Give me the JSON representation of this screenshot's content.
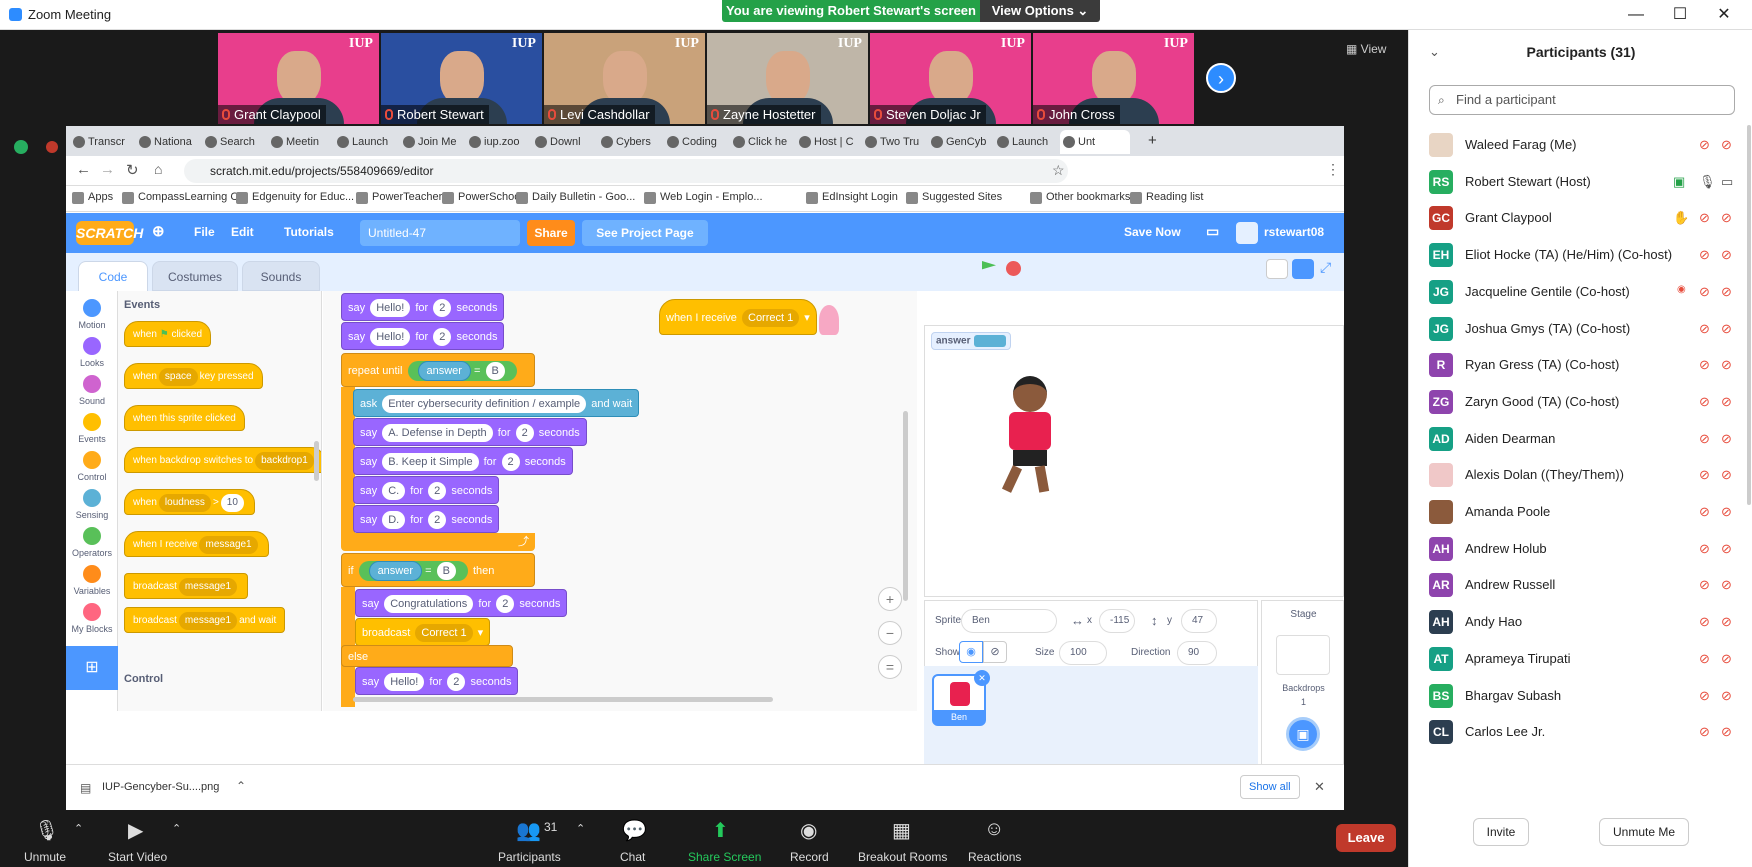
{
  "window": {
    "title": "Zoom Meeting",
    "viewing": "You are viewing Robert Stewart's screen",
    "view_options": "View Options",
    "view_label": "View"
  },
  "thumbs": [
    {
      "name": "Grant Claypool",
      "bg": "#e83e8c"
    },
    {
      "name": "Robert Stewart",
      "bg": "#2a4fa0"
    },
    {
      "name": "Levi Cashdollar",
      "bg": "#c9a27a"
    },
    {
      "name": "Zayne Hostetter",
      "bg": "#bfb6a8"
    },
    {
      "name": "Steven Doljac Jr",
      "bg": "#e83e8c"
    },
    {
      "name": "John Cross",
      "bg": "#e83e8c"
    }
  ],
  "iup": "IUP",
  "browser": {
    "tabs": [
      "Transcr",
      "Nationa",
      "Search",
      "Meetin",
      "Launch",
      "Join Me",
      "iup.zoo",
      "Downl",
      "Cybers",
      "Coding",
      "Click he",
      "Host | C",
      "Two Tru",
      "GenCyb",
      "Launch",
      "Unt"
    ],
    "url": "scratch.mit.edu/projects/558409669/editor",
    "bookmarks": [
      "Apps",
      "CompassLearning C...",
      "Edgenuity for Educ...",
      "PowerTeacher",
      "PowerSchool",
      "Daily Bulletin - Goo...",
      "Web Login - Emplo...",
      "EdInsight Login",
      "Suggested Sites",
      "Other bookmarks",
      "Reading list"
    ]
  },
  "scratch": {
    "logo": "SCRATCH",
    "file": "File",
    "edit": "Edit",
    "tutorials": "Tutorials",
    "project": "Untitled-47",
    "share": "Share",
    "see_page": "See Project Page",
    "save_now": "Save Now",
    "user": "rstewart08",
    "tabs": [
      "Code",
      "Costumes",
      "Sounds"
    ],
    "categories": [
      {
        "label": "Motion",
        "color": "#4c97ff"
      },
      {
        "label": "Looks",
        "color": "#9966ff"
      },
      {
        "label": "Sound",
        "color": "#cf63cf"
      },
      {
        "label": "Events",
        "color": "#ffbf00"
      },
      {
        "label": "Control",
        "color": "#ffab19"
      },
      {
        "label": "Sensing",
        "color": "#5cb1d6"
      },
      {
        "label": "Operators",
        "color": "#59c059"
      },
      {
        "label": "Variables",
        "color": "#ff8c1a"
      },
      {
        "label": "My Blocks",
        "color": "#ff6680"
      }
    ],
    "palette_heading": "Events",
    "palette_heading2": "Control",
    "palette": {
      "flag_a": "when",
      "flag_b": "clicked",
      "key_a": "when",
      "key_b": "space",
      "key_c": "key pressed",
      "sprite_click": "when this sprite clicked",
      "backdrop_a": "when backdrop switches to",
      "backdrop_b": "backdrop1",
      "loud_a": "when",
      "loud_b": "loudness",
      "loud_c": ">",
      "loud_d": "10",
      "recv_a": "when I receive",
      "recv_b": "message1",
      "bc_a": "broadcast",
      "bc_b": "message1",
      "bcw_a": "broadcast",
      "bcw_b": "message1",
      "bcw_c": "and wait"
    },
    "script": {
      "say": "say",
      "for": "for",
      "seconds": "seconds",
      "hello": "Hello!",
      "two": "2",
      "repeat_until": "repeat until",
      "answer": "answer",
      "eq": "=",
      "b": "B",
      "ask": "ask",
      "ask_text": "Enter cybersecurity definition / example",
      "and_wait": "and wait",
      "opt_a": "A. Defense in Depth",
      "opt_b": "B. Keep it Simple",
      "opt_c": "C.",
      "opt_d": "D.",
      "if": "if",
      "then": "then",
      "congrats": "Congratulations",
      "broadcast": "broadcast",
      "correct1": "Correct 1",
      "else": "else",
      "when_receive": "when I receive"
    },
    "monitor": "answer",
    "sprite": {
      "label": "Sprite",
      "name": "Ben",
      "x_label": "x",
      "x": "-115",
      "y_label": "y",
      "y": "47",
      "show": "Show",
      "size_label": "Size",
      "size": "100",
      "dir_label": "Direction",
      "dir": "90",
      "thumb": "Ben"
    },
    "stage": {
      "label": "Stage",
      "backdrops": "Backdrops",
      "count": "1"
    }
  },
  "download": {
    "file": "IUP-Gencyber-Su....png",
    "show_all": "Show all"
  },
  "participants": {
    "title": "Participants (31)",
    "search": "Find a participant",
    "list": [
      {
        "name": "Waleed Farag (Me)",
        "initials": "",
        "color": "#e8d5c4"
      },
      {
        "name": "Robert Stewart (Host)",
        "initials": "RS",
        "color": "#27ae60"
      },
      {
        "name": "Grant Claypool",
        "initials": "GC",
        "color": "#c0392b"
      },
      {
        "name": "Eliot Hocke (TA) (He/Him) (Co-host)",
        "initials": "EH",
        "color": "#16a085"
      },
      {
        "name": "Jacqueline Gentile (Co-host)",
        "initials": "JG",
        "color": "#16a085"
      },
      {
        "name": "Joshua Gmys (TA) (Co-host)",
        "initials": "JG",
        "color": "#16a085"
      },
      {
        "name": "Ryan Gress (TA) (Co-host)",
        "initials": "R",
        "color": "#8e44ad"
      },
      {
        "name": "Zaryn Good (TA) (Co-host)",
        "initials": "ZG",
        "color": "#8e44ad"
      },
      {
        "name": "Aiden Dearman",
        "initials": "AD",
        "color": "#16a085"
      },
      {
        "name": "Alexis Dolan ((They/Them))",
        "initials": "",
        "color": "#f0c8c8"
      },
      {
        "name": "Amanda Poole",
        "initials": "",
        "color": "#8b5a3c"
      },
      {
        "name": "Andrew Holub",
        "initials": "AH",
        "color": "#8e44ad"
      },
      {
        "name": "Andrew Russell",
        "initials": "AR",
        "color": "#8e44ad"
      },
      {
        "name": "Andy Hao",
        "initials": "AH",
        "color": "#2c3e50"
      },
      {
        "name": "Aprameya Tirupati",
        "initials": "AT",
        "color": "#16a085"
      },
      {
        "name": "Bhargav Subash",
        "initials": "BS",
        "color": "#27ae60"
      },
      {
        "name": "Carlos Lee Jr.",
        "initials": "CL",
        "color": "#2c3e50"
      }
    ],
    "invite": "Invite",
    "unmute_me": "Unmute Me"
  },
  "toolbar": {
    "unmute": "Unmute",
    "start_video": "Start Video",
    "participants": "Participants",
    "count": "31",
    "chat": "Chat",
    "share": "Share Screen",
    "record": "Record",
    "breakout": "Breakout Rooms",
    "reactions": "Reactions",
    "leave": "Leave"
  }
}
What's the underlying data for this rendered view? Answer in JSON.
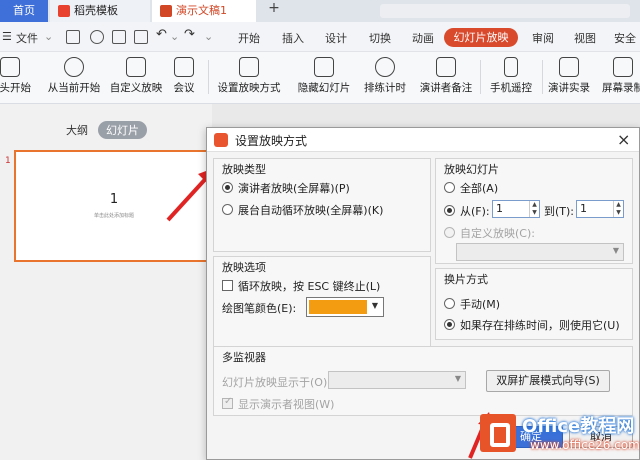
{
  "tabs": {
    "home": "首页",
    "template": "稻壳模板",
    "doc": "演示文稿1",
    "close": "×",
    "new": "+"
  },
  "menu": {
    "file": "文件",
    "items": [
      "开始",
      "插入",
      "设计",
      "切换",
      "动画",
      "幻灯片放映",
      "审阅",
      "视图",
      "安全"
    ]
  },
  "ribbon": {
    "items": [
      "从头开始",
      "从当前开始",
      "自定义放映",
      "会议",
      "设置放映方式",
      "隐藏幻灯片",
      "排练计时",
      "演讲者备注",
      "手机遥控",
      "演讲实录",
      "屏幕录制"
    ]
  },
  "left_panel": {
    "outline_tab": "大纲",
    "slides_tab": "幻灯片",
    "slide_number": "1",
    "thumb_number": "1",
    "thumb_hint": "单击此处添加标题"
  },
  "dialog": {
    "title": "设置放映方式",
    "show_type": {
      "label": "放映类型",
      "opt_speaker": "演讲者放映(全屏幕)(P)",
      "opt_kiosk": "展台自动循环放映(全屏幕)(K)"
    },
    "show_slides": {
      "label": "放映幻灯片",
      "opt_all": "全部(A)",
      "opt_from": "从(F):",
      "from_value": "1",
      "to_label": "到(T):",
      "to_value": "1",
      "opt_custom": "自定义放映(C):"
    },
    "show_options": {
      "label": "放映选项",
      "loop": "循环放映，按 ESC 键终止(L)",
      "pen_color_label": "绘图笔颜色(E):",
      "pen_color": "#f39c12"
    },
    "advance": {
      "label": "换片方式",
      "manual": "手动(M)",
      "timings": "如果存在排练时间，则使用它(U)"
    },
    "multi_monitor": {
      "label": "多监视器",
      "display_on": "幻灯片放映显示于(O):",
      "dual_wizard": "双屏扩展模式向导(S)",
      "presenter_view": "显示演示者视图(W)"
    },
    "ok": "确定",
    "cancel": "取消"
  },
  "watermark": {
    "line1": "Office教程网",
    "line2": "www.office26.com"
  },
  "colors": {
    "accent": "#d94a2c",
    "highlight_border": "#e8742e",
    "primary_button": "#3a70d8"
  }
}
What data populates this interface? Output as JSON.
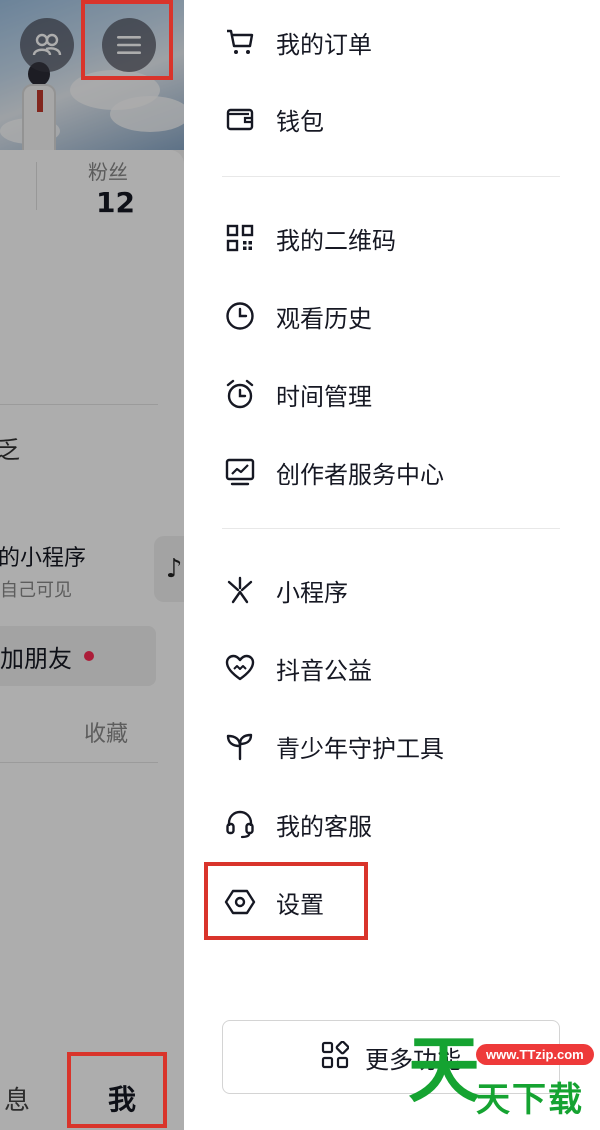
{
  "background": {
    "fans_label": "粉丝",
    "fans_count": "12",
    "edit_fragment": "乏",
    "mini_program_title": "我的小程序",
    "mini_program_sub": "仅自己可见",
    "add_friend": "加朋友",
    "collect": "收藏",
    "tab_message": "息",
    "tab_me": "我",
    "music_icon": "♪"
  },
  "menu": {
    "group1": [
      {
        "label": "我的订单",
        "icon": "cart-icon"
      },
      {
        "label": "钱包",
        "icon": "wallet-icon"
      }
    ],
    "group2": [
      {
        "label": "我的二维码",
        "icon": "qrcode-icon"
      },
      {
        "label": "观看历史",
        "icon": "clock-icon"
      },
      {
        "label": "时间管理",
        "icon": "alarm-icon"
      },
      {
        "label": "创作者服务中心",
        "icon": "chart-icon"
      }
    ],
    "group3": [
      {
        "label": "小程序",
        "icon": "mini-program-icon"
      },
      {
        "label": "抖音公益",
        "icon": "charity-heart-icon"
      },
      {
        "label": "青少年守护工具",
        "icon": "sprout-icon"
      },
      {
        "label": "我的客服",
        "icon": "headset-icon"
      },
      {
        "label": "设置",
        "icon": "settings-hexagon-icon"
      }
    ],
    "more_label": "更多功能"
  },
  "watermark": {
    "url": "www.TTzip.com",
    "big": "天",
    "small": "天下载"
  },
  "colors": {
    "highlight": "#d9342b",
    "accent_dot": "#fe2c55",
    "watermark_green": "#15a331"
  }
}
★ ★ ★ ★ ★ ★ ★
**SHORT TASK:** Review the preceding data and report every line that includes the string "when".

**EXERCISE OUTPUT:**
      "flag_a": "when",
      "key_a": "when",
      "sprite_click": "when this sprite clicked",
      "backdrop_a": "when backdrop switches to",
      "loud_a": "when",
      "recv_a": "when I receive",
      "when_receive": "when I receive"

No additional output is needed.